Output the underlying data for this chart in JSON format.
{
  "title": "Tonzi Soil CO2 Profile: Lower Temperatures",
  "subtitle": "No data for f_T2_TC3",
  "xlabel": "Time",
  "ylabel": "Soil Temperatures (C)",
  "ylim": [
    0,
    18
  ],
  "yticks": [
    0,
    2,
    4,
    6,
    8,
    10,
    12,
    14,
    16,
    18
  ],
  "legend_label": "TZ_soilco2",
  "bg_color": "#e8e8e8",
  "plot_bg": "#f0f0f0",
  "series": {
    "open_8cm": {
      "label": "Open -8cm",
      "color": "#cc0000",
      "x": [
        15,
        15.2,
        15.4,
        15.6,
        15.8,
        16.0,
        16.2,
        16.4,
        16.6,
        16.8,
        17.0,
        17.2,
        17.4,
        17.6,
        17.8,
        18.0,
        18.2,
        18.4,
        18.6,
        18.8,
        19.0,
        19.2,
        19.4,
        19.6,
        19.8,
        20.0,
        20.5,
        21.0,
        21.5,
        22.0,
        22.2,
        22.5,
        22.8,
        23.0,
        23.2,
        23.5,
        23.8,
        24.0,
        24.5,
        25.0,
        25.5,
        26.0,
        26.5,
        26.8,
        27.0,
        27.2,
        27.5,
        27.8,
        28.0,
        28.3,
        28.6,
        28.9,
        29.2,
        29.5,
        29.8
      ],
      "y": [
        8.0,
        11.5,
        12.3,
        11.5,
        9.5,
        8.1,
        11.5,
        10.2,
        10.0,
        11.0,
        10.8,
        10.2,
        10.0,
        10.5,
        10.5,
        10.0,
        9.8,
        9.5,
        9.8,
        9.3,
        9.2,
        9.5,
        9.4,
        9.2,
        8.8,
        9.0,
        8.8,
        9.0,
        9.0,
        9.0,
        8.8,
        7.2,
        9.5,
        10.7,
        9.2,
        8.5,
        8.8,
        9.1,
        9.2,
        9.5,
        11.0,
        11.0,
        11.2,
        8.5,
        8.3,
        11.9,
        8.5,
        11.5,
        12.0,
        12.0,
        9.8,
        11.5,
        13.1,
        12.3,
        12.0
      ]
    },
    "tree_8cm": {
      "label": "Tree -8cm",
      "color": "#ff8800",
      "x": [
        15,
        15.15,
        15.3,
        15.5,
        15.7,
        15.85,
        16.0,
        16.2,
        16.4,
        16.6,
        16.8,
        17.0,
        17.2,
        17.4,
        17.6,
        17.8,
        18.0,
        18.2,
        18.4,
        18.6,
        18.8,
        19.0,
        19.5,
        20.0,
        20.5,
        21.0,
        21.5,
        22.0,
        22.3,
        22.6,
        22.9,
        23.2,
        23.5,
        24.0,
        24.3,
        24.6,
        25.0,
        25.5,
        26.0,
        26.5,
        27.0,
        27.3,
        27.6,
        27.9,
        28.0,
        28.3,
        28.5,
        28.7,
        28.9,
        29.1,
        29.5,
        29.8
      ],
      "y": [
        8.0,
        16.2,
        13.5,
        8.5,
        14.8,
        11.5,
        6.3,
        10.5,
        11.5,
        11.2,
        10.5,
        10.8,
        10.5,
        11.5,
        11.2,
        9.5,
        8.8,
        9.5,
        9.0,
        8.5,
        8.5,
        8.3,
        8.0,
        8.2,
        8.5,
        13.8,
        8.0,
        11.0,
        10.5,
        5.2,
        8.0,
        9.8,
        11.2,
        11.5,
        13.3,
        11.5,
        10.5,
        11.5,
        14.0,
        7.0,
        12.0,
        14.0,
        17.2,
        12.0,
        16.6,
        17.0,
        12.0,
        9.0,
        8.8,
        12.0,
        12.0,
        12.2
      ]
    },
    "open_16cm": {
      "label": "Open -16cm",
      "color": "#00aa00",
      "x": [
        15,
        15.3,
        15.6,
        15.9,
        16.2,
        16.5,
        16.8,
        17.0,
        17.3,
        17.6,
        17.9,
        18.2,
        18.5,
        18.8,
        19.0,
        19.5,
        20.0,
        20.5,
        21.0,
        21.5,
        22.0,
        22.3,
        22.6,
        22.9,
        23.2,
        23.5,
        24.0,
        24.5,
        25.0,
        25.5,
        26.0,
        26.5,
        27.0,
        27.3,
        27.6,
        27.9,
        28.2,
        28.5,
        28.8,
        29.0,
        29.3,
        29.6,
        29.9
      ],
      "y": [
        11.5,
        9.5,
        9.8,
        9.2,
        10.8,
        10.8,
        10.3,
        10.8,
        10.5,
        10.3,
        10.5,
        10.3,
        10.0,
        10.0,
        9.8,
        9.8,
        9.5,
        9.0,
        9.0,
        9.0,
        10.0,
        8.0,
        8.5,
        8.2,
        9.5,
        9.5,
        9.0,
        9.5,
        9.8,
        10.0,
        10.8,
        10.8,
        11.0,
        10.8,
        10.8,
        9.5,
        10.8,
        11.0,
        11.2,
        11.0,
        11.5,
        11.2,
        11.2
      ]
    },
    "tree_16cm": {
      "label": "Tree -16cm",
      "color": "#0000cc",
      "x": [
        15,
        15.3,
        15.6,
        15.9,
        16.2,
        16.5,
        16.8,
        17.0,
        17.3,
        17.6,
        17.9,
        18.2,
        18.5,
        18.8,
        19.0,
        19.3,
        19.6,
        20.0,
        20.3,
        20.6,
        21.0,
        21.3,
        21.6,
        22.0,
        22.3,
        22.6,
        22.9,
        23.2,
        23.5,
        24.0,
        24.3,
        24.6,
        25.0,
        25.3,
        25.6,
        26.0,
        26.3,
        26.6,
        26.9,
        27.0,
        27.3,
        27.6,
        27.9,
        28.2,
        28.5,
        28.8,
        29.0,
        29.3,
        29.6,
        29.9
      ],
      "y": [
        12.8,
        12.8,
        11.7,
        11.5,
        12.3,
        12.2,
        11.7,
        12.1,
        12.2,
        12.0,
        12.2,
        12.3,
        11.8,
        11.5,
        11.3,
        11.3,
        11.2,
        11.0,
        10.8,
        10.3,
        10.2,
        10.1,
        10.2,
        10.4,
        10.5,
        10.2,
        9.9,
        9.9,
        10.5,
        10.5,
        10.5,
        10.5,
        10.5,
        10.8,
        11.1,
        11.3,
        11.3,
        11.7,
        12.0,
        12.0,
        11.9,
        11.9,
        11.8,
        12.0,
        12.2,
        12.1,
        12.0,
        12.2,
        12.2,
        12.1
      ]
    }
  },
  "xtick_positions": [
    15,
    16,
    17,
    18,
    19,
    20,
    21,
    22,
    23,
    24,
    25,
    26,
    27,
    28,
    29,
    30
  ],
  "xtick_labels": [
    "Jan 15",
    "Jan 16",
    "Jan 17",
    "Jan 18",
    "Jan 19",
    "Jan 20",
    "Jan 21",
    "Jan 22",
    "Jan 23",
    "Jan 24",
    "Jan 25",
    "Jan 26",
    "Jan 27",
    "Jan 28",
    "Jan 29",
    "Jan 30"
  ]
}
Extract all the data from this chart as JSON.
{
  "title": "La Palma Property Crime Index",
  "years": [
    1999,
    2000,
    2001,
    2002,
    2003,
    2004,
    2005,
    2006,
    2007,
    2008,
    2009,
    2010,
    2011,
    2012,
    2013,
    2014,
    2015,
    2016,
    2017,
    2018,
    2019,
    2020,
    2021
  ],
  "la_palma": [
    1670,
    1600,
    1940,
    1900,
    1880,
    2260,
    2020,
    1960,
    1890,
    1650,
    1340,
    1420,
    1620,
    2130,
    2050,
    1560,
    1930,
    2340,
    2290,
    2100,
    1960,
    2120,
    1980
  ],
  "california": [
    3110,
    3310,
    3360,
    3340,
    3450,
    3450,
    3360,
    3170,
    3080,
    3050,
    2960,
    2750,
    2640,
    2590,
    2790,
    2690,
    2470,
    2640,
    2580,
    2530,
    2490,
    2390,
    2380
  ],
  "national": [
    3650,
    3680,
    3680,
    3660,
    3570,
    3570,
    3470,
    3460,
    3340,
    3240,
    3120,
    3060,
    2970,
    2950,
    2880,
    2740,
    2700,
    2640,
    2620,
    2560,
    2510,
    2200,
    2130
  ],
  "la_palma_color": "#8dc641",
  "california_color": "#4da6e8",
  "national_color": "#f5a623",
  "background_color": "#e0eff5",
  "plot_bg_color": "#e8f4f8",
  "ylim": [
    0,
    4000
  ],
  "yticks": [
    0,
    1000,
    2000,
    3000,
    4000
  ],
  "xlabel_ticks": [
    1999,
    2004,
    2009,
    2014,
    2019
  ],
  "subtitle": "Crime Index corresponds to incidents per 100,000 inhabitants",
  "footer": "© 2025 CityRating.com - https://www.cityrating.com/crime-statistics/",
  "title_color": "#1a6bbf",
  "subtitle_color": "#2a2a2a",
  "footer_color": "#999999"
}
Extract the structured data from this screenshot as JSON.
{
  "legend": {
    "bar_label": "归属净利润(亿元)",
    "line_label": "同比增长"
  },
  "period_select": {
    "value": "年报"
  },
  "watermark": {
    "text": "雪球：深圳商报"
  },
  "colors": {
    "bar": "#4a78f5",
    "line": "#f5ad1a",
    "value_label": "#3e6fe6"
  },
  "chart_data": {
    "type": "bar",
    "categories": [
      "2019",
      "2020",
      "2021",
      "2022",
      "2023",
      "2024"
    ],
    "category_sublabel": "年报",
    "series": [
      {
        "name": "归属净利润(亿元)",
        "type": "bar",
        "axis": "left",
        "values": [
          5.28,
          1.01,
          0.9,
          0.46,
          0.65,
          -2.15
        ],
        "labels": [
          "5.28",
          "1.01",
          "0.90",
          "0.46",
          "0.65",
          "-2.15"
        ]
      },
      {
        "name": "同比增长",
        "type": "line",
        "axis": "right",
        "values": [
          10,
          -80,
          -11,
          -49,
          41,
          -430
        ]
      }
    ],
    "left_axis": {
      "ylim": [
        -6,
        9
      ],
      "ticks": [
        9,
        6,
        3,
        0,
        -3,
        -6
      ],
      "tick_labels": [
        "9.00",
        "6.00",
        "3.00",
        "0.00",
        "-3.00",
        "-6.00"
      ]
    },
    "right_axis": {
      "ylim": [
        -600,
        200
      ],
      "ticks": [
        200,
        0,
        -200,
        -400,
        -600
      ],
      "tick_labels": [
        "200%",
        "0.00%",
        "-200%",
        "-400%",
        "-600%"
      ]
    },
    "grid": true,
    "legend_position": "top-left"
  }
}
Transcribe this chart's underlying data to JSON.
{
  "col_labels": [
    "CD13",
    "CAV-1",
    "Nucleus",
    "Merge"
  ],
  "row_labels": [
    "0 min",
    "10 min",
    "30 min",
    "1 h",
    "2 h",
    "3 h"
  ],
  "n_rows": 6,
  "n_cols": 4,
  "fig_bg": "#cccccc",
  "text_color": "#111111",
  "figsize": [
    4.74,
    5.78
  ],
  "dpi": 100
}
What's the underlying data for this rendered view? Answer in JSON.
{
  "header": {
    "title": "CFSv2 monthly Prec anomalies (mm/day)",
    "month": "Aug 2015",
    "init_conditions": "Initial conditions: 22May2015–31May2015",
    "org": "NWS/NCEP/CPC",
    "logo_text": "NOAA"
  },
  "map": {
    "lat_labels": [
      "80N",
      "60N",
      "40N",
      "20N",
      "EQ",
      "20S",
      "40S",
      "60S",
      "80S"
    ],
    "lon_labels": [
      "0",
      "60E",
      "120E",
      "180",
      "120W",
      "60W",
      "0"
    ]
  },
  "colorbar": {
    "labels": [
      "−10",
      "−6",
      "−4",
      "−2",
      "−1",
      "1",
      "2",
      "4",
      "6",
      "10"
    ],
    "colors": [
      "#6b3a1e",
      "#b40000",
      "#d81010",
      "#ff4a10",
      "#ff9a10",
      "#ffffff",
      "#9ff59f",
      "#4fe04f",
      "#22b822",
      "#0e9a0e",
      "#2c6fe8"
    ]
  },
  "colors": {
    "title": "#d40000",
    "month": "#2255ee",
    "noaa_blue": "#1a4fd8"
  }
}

====

**What the exercise asks:** Repeat word for word each line from the one with "What's the underlying" to the end of the records above, inclusive.

**Result below:**
What's the underlying data for this rendered view? Answer in JSON.
{
  "header": {
    "title": "CFSv2 monthly Prec anomalies (mm/day)",
    "month": "Aug 2015",
    "init_conditions": "Initial conditions: 22May2015–31May2015",
    "org": "NWS/NCEP/CPC",
    "logo_text": "NOAA"
  },
  "map": {
    "lat_labels": [
      "80N",
      "60N",
      "40N",
      "20N",
      "EQ",
      "20S",
      "40S",
      "60S",
      "80S"
    ],
    "lon_labels": [
      "0",
      "60E",
      "120E",
      "180",
      "120W",
      "60W",
      "0"
    ]
  },
  "colorbar": {
    "labels": [
      "−10",
      "−6",
      "−4",
      "−2",
      "−1",
      "1",
      "2",
      "4",
      "6",
      "10"
    ],
    "colors": [
      "#6b3a1e",
      "#b40000",
      "#d81010",
      "#ff4a10",
      "#ff9a10",
      "#ffffff",
      "#9ff59f",
      "#4fe04f",
      "#22b822",
      "#0e9a0e",
      "#2c6fe8"
    ]
  },
  "colors": {
    "title": "#d40000",
    "month": "#2255ee",
    "noaa_blue": "#1a4fd8"
  }
}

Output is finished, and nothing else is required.